#### PROVIDED INFORMATION ####
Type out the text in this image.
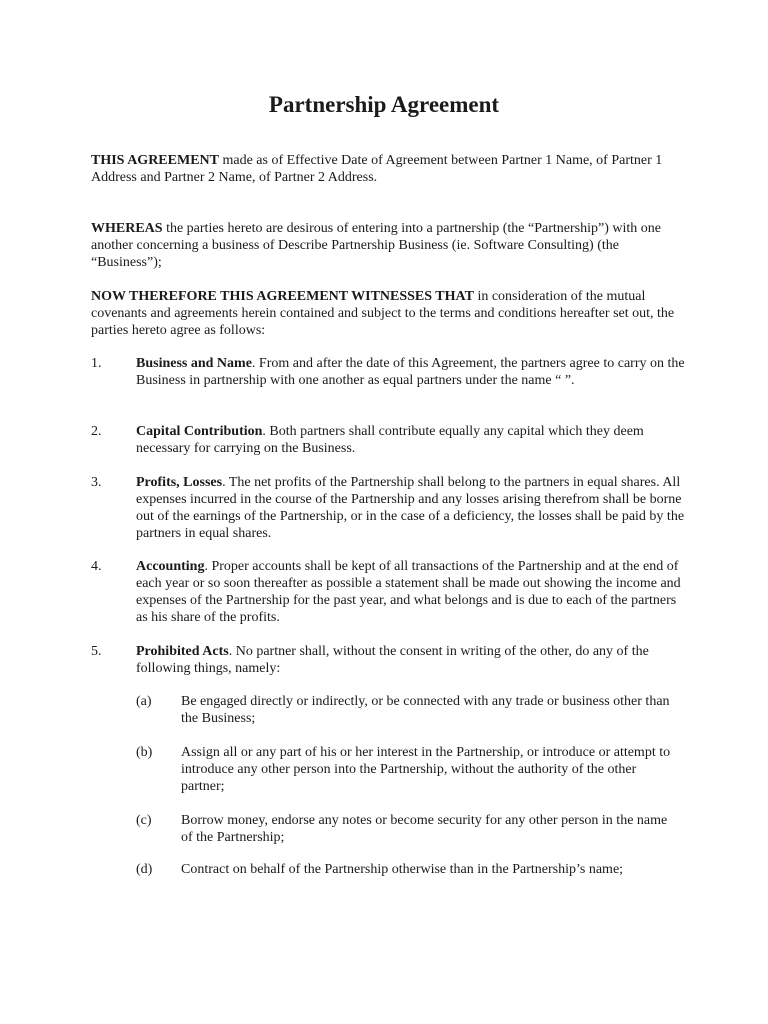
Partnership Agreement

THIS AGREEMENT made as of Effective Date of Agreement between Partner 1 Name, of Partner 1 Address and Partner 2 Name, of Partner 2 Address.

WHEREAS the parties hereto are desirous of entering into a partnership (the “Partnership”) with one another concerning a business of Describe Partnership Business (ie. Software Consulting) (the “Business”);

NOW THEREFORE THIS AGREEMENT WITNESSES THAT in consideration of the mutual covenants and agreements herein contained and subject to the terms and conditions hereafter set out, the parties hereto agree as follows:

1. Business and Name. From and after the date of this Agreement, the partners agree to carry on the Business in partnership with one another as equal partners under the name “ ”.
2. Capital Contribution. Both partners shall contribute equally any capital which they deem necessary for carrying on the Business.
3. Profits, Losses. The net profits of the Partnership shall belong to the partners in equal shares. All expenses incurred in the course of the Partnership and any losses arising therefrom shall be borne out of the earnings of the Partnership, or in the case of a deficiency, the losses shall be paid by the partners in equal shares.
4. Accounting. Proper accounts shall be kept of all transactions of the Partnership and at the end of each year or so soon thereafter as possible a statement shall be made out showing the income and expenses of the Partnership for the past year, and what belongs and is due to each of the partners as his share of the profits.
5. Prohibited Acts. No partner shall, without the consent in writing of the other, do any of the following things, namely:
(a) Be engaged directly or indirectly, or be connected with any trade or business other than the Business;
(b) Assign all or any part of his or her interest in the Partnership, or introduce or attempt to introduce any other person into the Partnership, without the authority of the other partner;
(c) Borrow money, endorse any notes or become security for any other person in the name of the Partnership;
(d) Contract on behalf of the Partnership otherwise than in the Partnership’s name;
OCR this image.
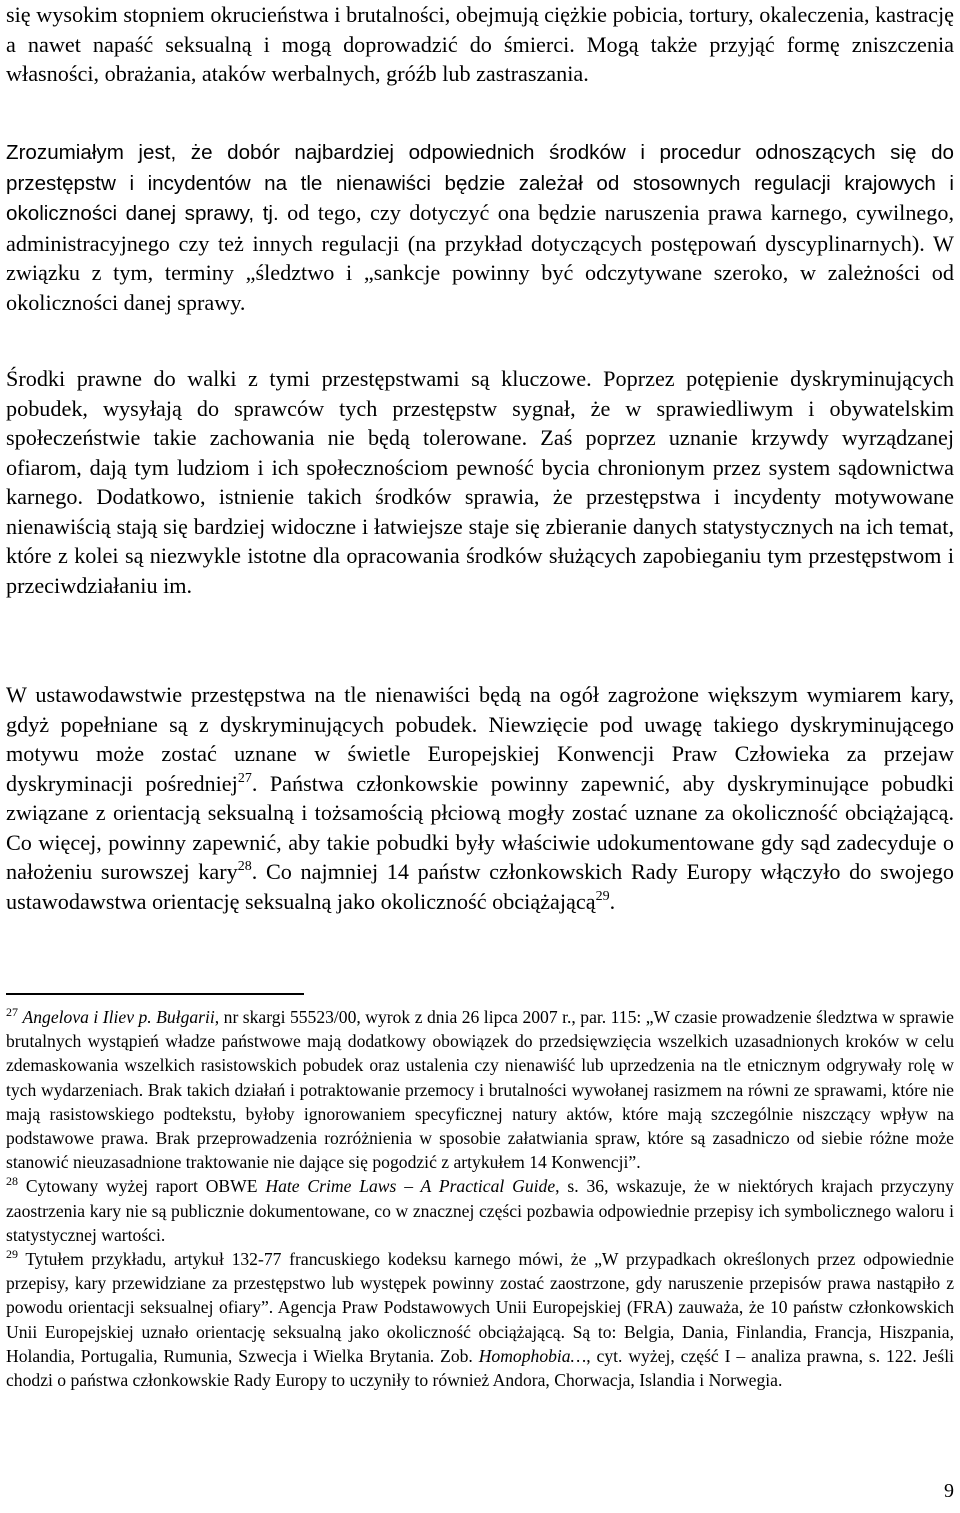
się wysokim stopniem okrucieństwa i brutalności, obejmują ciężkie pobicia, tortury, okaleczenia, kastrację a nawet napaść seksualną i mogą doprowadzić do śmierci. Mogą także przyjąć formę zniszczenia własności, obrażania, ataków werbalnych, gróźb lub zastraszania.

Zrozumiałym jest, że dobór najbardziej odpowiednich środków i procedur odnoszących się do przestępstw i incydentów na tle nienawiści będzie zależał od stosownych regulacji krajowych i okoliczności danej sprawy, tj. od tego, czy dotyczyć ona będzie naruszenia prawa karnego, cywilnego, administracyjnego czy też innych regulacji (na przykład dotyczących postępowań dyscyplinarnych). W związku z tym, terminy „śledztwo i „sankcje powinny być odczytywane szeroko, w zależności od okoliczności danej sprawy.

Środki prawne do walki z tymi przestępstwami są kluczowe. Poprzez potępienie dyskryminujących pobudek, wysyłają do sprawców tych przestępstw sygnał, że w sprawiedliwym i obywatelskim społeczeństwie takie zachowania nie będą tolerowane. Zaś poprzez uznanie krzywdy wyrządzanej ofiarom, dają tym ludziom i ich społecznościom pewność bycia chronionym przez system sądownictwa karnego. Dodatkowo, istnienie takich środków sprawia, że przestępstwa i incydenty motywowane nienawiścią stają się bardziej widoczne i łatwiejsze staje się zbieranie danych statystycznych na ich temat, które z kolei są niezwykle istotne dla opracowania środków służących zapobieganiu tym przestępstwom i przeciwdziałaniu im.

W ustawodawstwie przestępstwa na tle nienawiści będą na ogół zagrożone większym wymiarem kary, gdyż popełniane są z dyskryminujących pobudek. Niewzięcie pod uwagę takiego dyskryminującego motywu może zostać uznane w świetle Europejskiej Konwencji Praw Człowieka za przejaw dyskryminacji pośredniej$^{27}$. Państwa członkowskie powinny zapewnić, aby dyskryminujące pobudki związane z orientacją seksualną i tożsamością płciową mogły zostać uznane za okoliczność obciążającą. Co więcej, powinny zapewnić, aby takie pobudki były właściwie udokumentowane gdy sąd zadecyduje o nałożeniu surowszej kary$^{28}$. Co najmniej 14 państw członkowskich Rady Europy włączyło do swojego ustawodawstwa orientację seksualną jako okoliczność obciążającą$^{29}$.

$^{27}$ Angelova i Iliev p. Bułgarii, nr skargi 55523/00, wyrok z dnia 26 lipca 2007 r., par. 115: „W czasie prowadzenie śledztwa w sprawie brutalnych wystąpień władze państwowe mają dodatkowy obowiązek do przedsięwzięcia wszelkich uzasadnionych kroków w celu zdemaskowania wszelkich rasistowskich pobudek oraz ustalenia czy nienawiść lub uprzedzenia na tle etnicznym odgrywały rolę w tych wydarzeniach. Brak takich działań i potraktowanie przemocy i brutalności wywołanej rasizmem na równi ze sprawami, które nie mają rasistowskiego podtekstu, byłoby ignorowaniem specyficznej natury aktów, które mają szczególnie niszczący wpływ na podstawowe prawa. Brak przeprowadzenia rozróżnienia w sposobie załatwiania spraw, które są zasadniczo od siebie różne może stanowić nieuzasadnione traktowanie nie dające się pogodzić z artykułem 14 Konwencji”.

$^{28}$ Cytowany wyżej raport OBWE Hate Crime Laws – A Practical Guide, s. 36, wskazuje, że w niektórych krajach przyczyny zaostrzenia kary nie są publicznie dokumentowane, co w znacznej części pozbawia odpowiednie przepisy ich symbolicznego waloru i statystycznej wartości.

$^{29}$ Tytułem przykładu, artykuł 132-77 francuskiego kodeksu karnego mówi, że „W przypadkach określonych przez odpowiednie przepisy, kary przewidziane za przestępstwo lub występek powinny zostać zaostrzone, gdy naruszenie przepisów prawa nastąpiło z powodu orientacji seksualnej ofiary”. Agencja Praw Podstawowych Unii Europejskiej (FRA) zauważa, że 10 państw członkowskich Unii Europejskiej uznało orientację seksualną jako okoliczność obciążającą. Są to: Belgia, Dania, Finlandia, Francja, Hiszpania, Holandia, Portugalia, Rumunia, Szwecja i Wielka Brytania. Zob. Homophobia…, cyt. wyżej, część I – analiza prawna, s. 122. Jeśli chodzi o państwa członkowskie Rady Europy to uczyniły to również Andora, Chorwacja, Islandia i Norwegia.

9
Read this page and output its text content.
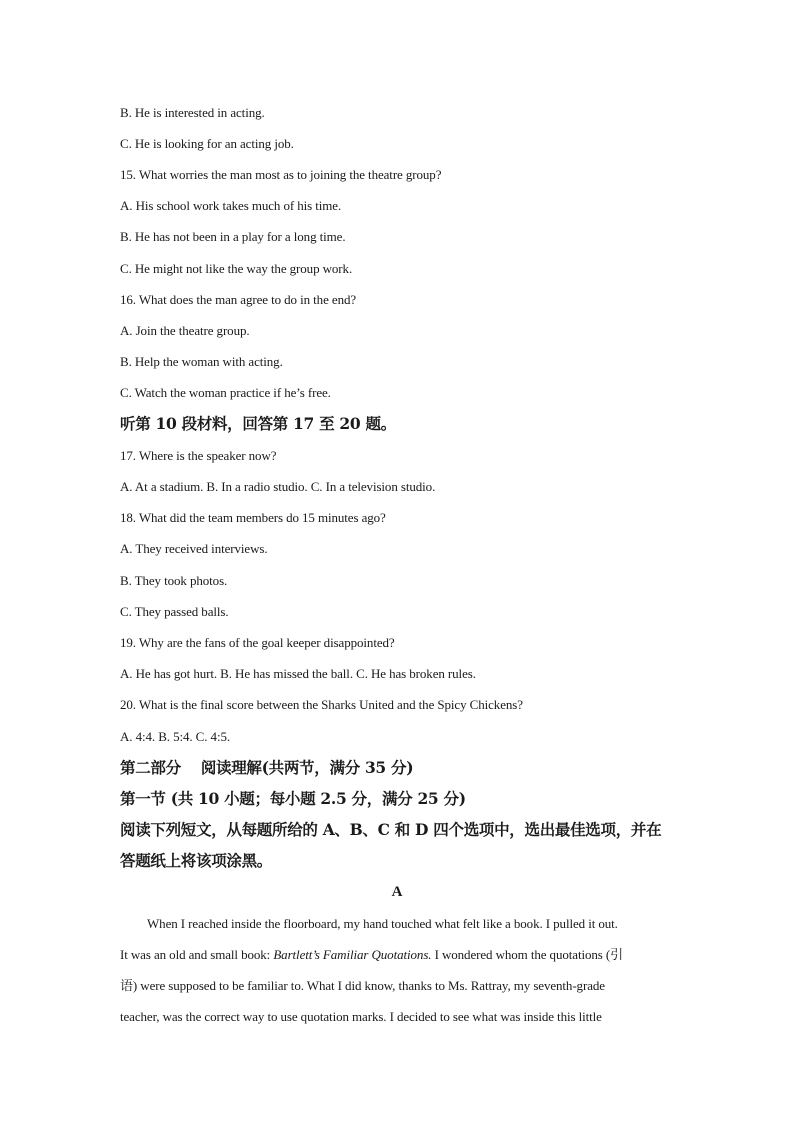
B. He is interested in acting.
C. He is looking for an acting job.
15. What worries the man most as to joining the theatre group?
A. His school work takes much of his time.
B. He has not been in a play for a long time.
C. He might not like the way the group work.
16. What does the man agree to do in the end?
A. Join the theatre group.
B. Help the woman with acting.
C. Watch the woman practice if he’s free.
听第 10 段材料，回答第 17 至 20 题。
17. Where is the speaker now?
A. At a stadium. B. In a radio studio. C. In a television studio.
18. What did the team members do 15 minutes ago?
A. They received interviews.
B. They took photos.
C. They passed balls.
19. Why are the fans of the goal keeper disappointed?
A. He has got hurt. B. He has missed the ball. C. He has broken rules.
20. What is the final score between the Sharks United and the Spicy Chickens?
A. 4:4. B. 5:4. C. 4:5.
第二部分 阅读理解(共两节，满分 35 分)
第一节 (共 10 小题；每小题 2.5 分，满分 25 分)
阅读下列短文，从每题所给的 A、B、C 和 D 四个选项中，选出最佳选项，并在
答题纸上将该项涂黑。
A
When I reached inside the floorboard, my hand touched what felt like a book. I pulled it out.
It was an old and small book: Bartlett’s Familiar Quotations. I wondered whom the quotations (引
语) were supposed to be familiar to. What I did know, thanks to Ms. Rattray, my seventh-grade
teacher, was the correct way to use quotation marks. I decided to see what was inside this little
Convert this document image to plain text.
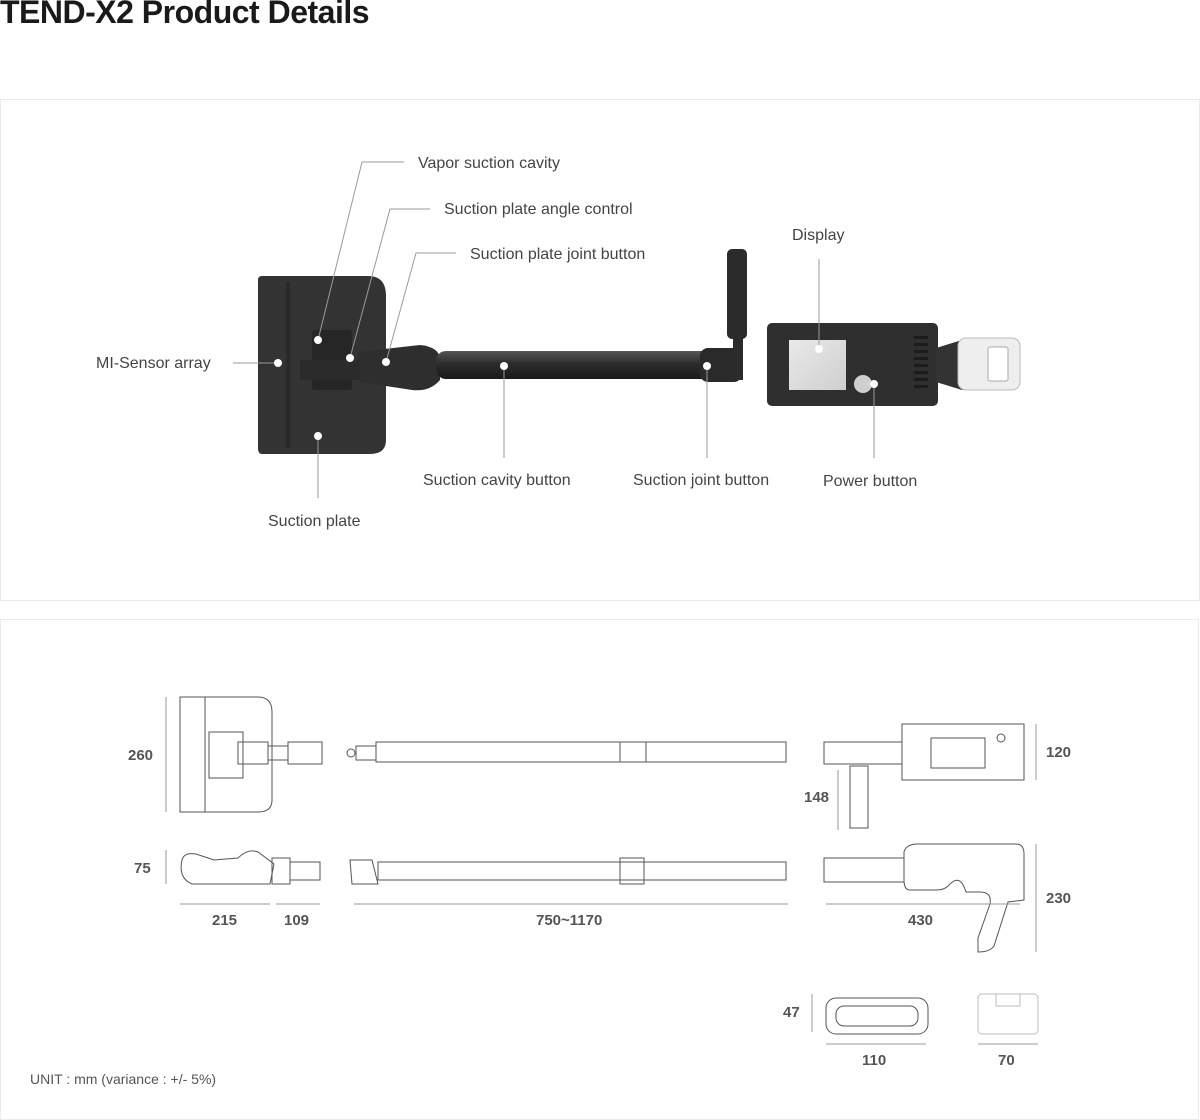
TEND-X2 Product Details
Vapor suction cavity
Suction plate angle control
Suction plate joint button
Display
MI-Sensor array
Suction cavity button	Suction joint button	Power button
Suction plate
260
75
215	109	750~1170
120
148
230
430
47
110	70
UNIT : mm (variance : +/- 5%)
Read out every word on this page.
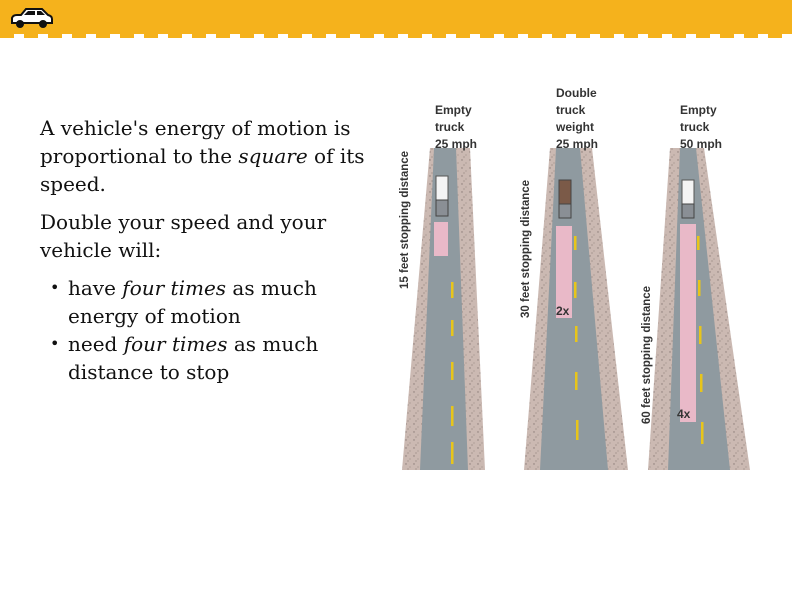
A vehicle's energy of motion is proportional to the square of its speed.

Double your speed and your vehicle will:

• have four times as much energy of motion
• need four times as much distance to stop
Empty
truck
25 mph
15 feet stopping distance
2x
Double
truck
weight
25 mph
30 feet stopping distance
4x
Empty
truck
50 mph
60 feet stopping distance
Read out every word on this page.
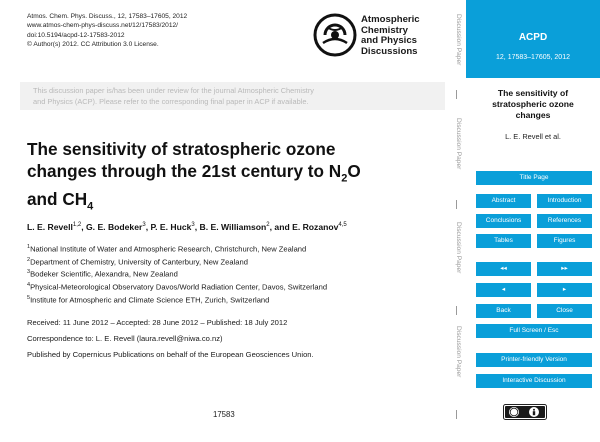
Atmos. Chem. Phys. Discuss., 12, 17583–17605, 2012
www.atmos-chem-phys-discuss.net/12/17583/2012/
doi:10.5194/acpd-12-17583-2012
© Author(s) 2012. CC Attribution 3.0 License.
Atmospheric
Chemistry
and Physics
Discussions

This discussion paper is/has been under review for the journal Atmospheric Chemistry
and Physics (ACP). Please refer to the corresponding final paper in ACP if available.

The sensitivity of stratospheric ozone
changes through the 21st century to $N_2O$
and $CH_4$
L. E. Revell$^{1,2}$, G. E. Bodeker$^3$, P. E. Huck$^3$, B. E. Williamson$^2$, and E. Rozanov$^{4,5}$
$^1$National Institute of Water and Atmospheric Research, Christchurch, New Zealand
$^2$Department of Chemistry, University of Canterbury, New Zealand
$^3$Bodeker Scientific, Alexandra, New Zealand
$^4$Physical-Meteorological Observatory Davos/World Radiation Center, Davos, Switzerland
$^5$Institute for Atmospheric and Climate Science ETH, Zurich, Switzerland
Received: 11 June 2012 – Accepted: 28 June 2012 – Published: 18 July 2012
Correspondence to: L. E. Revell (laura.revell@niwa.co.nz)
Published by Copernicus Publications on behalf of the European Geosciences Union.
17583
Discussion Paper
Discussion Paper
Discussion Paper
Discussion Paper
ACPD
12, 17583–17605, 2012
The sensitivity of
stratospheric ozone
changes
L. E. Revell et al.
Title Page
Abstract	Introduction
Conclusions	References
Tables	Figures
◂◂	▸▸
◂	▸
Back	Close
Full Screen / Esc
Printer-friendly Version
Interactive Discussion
####
• THE TASK: From the data above, copy each line where the string "distance" appears.

• ANSWER TO THE EXERCISE:
• need four times as much distance to stop
15 feet stopping distance
30 feet stopping distance
60 feet stopping distance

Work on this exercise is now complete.